== Task brief ==
In the records below, pick out all lines containing the word "Karel".

## begin Material provided

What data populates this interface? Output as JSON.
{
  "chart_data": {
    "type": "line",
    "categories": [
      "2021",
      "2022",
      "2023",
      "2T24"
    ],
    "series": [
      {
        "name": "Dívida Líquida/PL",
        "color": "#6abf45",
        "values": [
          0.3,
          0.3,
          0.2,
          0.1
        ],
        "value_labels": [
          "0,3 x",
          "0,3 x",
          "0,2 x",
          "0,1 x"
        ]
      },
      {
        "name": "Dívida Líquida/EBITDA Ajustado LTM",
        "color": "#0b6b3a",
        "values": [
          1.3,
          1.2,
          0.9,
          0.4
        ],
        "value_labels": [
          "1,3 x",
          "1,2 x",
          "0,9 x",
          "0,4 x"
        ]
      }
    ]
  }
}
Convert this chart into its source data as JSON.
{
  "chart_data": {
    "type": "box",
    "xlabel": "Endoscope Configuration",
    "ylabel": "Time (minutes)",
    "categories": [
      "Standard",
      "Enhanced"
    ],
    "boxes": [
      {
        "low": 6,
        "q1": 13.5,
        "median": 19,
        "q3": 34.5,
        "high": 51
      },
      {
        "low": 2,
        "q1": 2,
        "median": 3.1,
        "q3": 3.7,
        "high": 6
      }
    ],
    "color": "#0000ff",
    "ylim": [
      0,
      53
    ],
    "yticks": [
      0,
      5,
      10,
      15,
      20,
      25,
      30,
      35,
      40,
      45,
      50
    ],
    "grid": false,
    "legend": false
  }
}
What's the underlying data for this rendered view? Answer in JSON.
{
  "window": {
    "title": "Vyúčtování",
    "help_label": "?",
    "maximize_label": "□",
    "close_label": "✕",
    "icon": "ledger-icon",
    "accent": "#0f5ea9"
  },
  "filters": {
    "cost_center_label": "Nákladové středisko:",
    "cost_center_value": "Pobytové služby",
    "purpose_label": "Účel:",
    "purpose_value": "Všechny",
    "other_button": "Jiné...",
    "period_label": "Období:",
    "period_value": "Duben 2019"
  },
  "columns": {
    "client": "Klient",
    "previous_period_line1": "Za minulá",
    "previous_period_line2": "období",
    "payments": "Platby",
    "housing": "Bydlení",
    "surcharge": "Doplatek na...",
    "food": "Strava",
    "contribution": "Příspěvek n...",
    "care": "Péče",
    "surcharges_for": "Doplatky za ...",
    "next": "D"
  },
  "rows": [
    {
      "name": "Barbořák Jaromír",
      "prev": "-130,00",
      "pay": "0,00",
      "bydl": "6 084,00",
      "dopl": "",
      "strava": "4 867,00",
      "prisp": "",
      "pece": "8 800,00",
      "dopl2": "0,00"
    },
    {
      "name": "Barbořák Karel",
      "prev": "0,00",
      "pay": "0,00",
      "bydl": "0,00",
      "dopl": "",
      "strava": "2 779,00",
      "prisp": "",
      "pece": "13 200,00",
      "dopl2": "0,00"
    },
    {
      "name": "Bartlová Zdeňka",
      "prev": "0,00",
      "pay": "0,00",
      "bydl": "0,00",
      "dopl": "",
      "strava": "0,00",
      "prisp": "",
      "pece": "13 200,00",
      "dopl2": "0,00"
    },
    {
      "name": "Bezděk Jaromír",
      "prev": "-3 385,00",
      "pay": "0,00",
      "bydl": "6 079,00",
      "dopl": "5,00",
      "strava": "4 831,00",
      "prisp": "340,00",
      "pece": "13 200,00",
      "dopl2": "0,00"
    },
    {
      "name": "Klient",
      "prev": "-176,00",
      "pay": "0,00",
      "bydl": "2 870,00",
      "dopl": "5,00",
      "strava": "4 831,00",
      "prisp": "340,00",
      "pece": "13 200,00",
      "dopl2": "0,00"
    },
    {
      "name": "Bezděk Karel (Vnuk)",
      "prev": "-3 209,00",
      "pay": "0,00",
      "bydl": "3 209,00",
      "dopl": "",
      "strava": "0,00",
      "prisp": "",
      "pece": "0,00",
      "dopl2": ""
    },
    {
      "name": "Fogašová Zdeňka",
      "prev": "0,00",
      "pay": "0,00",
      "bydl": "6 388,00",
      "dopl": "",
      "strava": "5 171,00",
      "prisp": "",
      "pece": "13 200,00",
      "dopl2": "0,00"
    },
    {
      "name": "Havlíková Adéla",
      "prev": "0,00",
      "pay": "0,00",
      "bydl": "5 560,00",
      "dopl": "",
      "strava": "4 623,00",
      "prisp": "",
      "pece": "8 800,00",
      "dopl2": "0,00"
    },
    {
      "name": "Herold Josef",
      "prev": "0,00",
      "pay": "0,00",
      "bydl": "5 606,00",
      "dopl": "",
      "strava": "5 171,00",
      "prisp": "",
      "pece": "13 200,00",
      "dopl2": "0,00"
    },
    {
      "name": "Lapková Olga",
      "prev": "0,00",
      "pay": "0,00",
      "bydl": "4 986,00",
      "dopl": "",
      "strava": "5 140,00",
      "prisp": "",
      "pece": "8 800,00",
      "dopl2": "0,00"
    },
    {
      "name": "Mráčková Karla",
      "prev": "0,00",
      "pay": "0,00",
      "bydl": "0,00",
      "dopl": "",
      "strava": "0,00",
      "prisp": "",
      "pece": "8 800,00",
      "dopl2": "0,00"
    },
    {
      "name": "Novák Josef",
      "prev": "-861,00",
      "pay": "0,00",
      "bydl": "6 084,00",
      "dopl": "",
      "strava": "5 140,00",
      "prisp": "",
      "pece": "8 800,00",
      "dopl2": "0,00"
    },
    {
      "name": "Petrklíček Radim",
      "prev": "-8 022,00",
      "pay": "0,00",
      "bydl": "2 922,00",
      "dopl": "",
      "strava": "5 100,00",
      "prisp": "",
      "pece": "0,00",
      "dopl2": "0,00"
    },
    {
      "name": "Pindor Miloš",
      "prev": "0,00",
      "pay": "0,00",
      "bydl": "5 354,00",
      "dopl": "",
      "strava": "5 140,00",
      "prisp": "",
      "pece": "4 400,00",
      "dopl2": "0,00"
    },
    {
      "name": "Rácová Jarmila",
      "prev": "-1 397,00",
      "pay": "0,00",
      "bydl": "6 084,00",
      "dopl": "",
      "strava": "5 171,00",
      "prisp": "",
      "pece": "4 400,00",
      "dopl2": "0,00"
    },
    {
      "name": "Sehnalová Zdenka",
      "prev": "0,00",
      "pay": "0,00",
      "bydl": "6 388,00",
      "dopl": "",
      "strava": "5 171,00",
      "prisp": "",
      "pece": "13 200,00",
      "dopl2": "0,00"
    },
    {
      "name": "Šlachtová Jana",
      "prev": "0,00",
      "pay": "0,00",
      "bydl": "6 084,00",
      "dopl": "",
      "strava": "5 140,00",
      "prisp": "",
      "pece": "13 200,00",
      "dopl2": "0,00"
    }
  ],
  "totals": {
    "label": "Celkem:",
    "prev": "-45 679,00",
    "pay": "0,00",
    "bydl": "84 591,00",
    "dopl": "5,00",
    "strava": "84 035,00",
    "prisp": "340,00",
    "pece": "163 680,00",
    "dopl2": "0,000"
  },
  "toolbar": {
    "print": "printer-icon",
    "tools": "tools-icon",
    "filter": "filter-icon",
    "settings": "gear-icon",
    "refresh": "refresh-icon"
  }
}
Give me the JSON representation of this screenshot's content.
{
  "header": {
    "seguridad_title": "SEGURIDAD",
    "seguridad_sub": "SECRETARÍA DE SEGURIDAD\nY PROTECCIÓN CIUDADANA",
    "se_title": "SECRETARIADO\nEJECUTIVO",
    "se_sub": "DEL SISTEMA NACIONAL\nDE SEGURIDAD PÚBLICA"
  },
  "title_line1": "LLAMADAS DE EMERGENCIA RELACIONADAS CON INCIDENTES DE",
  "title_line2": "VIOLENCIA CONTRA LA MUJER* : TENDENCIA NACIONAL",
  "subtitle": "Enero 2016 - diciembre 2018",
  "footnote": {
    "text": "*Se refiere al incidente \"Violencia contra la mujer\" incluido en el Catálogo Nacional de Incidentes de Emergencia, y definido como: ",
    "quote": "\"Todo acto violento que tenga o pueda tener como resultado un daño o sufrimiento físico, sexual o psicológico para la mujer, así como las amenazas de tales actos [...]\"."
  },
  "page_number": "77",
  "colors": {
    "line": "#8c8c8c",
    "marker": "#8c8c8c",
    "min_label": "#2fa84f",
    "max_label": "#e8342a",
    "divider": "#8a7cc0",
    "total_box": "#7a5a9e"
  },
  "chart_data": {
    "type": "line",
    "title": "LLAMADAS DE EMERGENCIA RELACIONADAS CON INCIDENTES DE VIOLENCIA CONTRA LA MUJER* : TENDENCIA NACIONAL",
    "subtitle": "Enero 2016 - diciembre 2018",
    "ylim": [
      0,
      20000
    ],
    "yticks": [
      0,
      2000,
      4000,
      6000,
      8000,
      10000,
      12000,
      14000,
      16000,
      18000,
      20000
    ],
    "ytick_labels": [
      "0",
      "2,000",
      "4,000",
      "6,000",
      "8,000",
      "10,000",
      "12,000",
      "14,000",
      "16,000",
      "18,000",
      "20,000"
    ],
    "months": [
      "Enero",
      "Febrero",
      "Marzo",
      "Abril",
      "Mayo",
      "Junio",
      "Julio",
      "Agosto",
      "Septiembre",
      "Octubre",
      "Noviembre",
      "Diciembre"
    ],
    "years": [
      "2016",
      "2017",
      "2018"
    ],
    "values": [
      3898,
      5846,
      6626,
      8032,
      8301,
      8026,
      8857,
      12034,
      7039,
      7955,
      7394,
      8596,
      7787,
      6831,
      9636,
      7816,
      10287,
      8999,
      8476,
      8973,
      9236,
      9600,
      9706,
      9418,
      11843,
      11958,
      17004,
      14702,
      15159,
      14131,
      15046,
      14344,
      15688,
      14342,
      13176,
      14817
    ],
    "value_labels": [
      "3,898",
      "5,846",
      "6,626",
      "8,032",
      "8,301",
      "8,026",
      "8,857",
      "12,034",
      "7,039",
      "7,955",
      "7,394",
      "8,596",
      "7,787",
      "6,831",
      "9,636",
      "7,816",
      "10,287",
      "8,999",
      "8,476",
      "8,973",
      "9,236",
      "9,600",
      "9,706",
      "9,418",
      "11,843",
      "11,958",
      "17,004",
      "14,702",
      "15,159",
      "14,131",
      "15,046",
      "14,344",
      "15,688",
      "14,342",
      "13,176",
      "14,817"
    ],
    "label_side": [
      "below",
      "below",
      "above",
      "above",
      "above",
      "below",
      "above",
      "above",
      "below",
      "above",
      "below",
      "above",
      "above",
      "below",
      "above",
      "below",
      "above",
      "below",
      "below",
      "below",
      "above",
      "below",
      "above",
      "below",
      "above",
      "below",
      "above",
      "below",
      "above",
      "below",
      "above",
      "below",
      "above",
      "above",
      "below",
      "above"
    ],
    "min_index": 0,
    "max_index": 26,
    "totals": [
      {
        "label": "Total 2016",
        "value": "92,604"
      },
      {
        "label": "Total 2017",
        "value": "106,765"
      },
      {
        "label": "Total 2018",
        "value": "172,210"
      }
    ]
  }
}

## end Material provided

== Answer for the task ==
      "name": "Barbořák Karel",
      "name": "Bezděk Karel (Vnuk)",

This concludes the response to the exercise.